## [GOAL]
Copy each line where the word "things" occurs.
──────── MATERIAL FOR THIS TASK ────────
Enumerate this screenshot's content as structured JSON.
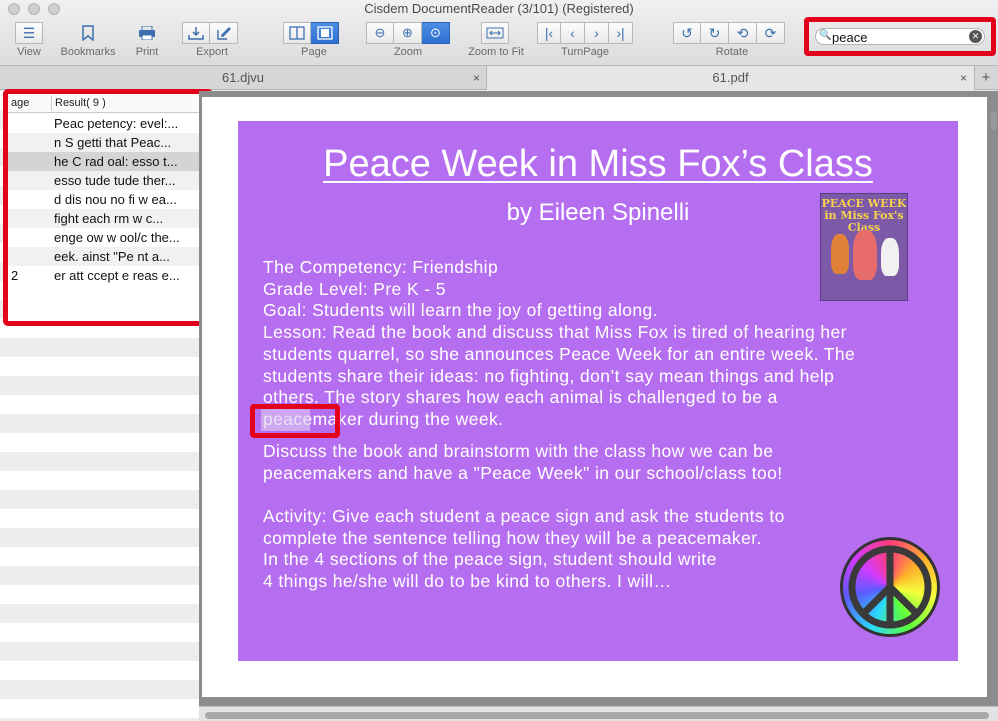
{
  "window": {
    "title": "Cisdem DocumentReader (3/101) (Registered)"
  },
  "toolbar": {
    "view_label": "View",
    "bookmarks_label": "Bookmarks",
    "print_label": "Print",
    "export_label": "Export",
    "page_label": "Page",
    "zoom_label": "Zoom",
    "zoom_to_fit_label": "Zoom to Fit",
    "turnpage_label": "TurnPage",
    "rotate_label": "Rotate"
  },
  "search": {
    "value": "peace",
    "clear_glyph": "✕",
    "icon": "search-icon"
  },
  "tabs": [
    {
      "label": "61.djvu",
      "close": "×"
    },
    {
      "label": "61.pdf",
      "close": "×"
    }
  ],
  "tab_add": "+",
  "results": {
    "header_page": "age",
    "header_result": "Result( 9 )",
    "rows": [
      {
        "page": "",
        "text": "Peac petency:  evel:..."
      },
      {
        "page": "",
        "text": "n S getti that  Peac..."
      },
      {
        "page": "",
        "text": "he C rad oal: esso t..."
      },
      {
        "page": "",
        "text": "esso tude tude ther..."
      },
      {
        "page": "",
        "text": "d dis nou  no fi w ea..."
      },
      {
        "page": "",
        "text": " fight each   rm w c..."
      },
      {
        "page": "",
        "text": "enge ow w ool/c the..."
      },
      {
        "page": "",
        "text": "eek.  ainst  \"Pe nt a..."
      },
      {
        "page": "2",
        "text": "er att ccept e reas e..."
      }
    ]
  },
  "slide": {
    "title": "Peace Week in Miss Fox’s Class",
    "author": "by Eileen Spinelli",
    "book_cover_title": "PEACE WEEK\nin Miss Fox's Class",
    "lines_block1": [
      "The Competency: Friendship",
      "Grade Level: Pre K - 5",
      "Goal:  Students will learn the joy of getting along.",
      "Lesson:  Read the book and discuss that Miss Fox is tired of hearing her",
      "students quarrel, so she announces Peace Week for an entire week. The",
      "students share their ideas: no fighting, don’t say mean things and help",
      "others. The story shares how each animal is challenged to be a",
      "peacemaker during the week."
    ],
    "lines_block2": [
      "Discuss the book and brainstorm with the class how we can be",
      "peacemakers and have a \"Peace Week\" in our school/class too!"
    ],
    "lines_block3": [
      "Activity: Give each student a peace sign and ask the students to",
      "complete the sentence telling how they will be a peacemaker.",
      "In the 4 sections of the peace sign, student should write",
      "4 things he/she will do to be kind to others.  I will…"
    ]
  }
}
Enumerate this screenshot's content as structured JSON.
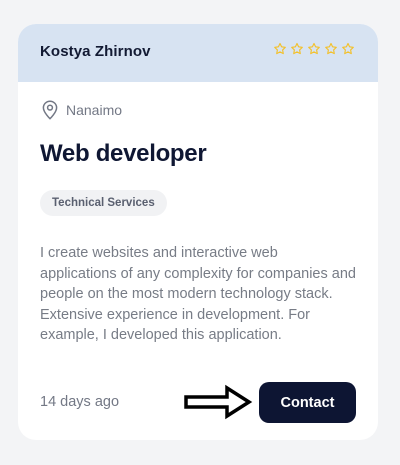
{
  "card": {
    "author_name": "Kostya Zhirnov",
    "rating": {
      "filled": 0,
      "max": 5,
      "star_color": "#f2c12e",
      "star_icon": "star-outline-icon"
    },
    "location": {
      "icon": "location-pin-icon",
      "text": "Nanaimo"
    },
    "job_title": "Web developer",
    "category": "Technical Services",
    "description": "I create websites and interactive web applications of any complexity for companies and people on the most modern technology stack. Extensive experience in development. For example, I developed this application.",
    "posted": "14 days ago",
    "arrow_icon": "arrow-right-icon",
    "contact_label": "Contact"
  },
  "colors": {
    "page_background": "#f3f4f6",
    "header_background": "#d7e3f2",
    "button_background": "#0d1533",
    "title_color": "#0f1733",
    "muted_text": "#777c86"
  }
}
────────
## [OUTPUT FOR THIS EXERCISE]
      "students share their ideas: no fighting, don’t say mean things and help",
      "4 things he/she will do to be kind to others.  I will…"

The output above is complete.